What the exercise asks:
Copy down every line where the string "while" shows up.

-----

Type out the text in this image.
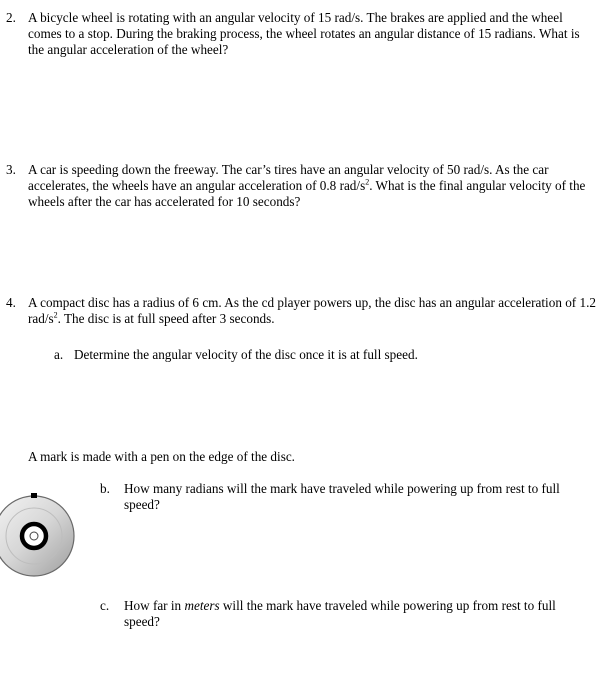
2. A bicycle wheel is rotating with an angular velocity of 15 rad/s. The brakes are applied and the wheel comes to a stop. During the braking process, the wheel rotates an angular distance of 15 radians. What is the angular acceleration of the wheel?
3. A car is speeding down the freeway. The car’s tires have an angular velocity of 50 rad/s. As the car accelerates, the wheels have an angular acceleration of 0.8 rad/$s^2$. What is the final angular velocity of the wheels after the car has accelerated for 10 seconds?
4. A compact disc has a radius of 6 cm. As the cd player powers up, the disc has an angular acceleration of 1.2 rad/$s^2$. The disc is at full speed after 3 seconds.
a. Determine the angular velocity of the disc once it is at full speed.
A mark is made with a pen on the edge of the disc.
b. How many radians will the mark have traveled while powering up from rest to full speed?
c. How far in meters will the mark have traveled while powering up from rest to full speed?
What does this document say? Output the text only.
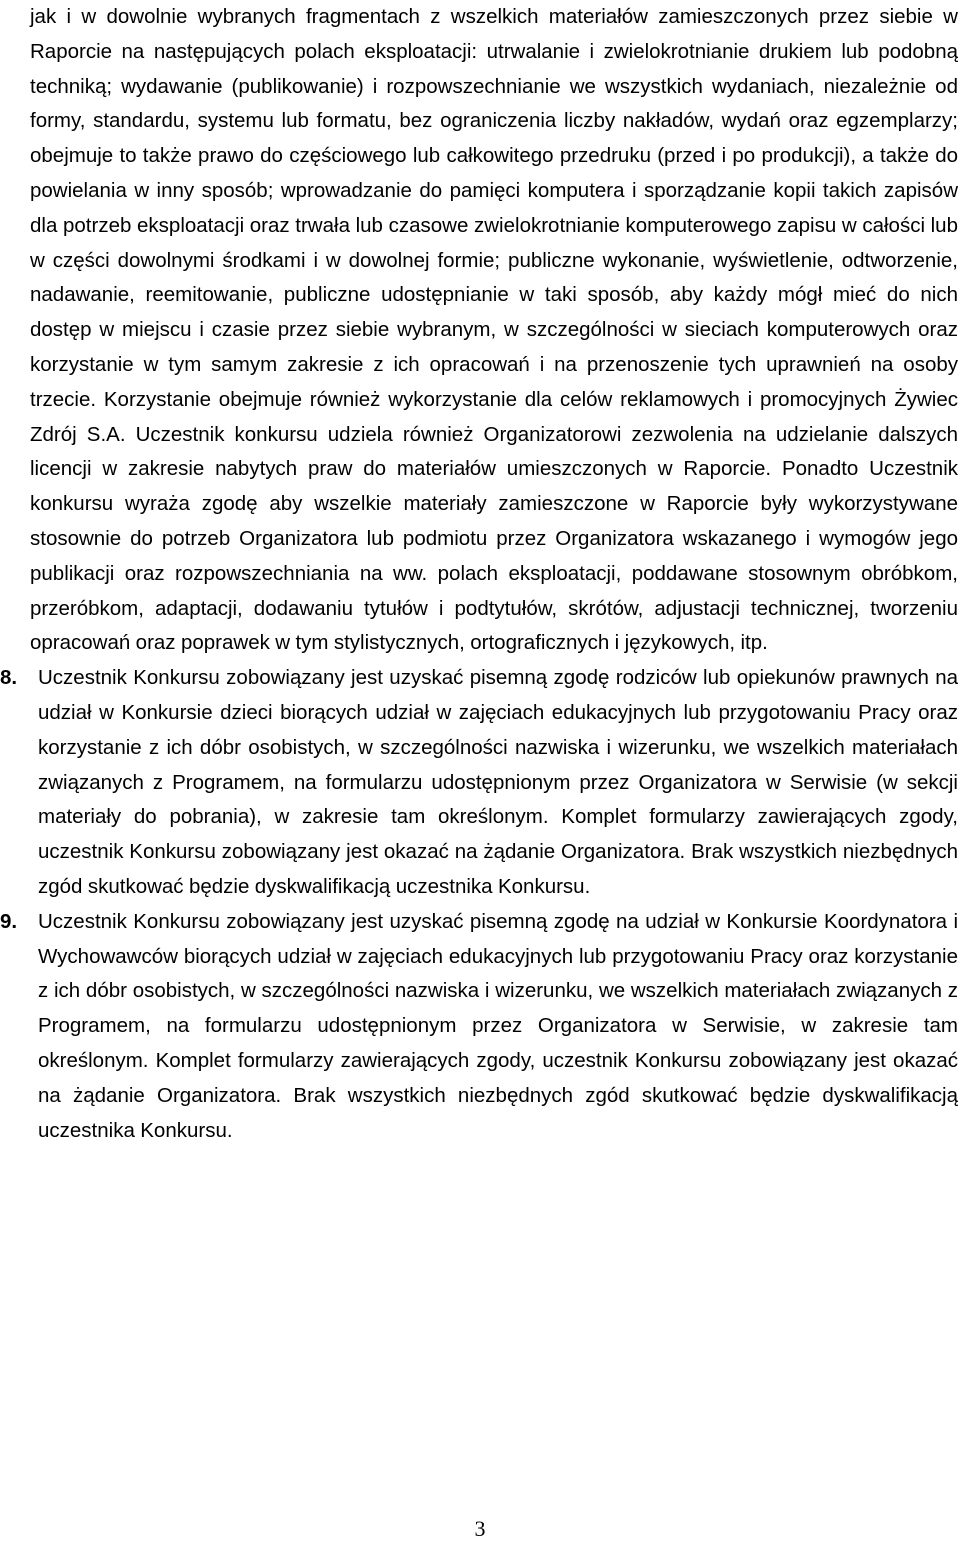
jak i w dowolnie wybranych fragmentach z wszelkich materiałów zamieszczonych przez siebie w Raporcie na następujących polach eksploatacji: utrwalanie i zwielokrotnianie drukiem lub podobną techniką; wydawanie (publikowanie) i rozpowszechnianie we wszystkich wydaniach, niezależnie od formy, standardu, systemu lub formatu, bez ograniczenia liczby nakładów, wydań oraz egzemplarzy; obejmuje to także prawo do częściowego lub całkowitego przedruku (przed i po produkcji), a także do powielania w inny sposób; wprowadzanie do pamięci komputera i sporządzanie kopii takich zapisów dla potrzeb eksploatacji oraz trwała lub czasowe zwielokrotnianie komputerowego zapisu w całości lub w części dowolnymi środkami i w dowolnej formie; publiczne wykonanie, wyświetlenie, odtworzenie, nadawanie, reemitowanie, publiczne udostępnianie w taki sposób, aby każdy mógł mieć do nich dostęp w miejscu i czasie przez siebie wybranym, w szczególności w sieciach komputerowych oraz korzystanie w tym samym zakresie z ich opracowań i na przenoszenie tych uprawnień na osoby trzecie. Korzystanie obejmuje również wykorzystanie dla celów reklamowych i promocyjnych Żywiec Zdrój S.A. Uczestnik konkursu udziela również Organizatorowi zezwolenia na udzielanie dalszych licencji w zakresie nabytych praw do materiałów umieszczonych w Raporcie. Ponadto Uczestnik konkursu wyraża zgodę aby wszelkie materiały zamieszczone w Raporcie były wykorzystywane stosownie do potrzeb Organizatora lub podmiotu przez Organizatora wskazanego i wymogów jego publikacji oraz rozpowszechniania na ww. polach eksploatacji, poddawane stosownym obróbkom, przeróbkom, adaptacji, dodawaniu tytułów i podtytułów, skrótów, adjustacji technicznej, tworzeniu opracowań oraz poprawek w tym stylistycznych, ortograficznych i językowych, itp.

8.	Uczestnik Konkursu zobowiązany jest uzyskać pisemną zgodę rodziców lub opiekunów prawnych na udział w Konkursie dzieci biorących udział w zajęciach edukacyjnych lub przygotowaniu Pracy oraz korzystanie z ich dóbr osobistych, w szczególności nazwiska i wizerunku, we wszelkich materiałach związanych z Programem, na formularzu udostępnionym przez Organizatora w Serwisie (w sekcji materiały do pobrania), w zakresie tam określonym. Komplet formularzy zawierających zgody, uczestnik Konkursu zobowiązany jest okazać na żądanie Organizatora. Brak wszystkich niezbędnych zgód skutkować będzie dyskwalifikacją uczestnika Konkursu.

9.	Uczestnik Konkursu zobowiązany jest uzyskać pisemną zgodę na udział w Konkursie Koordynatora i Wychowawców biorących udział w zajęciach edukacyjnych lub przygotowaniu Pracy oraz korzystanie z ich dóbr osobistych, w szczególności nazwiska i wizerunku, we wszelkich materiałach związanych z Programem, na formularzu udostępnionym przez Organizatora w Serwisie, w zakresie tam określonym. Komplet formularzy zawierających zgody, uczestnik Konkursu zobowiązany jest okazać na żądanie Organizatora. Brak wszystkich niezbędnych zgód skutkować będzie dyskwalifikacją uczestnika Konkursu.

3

-----

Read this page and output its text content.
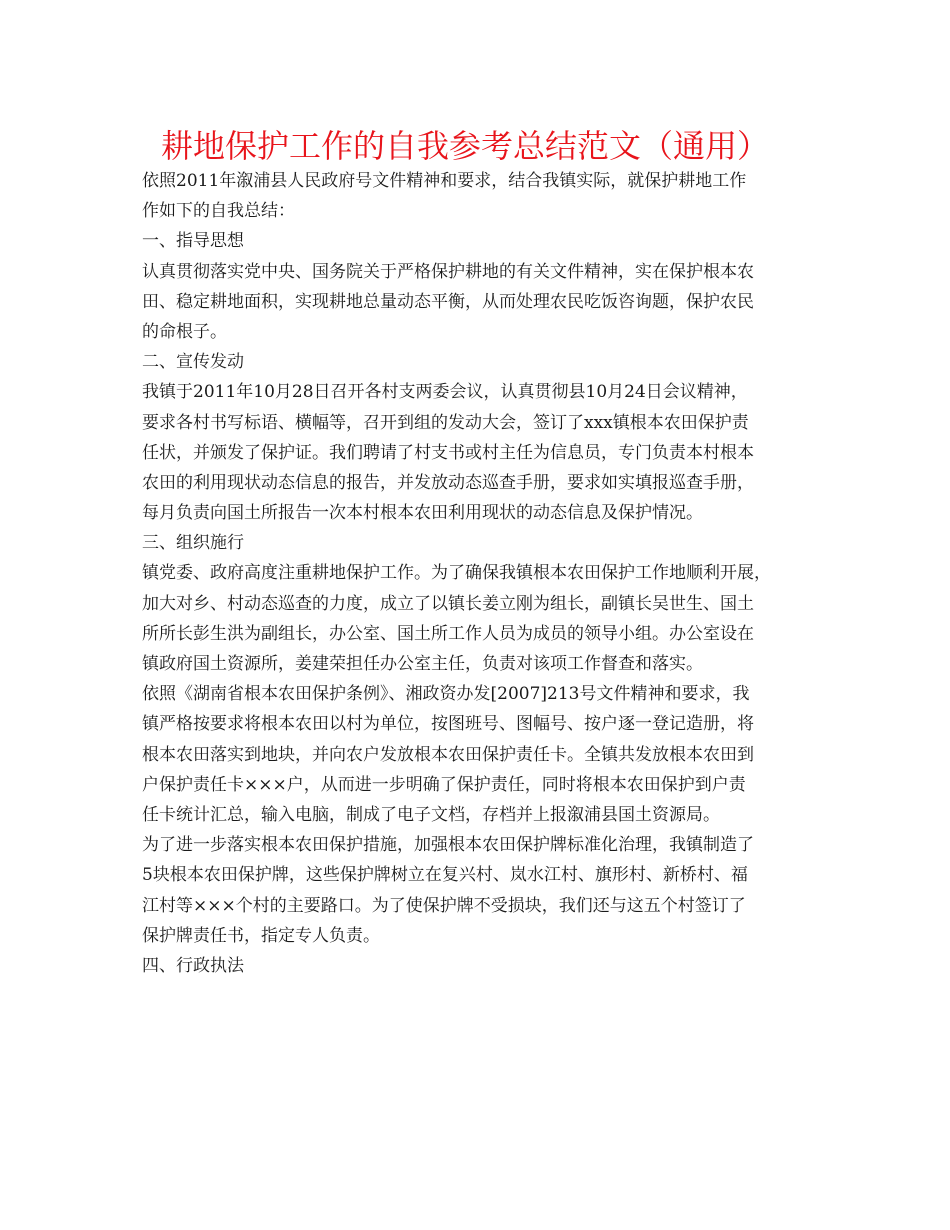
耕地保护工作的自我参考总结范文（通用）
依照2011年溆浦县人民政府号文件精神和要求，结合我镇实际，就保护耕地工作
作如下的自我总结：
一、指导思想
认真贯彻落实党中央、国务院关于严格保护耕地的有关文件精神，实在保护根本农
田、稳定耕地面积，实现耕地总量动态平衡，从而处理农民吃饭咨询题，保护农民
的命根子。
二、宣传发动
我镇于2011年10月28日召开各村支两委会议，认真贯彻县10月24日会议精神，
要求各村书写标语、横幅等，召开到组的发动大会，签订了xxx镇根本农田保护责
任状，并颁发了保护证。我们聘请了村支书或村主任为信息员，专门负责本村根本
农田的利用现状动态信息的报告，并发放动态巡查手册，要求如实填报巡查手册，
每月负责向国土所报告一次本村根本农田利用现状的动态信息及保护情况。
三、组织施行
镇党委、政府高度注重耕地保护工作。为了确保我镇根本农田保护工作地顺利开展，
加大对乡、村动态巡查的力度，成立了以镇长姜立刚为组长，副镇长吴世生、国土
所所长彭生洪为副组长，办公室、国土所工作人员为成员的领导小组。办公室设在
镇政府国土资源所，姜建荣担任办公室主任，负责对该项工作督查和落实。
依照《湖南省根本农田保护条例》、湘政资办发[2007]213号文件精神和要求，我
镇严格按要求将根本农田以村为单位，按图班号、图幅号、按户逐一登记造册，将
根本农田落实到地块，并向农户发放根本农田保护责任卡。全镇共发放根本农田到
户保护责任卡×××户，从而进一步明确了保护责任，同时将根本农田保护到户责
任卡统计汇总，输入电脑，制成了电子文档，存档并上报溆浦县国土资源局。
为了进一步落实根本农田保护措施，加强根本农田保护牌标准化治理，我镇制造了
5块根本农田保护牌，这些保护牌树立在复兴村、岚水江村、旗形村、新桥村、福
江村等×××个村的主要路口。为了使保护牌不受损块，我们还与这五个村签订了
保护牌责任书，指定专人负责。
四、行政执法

-----

Task solution:
b. How many radians will the mark have traveled while powering up from rest to full speed?
c. How far in meters will the mark have traveled while powering up from rest to full speed?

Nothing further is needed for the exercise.